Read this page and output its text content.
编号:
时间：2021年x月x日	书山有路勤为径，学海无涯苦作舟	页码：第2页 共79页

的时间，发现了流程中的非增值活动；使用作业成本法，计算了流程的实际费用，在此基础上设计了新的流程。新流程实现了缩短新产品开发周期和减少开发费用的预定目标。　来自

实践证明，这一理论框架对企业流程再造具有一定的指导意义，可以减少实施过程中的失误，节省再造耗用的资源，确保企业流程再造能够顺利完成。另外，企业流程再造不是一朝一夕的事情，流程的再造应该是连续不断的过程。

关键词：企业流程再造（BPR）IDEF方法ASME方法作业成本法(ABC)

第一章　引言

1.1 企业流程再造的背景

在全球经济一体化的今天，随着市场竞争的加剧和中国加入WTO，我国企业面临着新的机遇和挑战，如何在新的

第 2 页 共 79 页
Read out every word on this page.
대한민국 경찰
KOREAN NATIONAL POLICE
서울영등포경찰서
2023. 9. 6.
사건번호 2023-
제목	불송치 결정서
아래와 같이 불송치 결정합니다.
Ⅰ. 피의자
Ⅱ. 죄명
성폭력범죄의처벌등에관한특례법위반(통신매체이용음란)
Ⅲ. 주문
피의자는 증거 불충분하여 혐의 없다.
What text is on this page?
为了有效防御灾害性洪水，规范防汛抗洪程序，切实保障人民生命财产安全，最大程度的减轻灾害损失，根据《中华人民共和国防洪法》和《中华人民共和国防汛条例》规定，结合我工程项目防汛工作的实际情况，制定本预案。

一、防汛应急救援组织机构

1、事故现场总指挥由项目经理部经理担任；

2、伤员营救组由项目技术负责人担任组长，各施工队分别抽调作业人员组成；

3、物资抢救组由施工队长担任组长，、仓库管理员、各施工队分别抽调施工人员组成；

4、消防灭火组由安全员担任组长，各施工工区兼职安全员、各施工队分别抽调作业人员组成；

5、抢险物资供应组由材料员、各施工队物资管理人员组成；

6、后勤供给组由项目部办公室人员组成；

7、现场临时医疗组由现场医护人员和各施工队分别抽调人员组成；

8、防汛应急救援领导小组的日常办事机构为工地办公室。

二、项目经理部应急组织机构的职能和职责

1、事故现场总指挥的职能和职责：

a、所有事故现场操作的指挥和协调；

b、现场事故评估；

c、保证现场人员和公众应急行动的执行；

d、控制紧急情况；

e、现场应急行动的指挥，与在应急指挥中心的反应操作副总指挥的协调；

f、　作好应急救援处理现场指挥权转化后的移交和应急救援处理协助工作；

◆ ◆ ◆

**WHAT YOU HAVE TO DO**. Reproduce the material verbatim, line by line.

**REPLY TO THE TASK**.
Read this page and output its text content.
编号:
时间：2021年x月x日	书山有路勤为径，学海无涯苦作舟	页码：第2页 共79页

的时间，发现了流程中的非增值活动；使用作业成本法，计算了流程的实际费用，在此基础上设计了新的流程。新流程实现了缩短新产品开发周期和减少开发费用的预定目标。　来自

实践证明，这一理论框架对企业流程再造具有一定的指导意义，可以减少实施过程中的失误，节省再造耗用的资源，确保企业流程再造能够顺利完成。另外，企业流程再造不是一朝一夕的事情，流程的再造应该是连续不断的过程。

关键词：企业流程再造（BPR）IDEF方法ASME方法作业成本法(ABC)

第一章　引言

1.1 企业流程再造的背景

在全球经济一体化的今天，随着市场竞争的加剧和中国加入WTO，我国企业面临着新的机遇和挑战，如何在新的

第 2 页 共 79 页
Read out every word on this page.
대한민국 경찰
KOREAN NATIONAL POLICE
서울영등포경찰서
2023. 9. 6.
사건번호 2023-
제목	불송치 결정서
아래와 같이 불송치 결정합니다.
Ⅰ. 피의자
Ⅱ. 죄명
성폭력범죄의처벌등에관한특례법위반(통신매체이용음란)
Ⅲ. 주문
피의자는 증거 불충분하여 혐의 없다.
What text is on this page?
为了有效防御灾害性洪水，规范防汛抗洪程序，切实保障人民生命财产安全，最大程度的减轻灾害损失，根据《中华人民共和国防洪法》和《中华人民共和国防汛条例》规定，结合我工程项目防汛工作的实际情况，制定本预案。

一、防汛应急救援组织机构

1、事故现场总指挥由项目经理部经理担任；

2、伤员营救组由项目技术负责人担任组长，各施工队分别抽调作业人员组成；

3、物资抢救组由施工队长担任组长，、仓库管理员、各施工队分别抽调施工人员组成；

4、消防灭火组由安全员担任组长，各施工工区兼职安全员、各施工队分别抽调作业人员组成；

5、抢险物资供应组由材料员、各施工队物资管理人员组成；

6、后勤供给组由项目部办公室人员组成；

7、现场临时医疗组由现场医护人员和各施工队分别抽调人员组成；

8、防汛应急救援领导小组的日常办事机构为工地办公室。

二、项目经理部应急组织机构的职能和职责

1、事故现场总指挥的职能和职责：

a、所有事故现场操作的指挥和协调；

b、现场事故评估；

c、保证现场人员和公众应急行动的执行；

d、控制紧急情况；

e、现场应急行动的指挥，与在应急指挥中心的反应操作副总指挥的协调；

f、　作好应急救援处理现场指挥权转化后的移交和应急救援处理协助工作；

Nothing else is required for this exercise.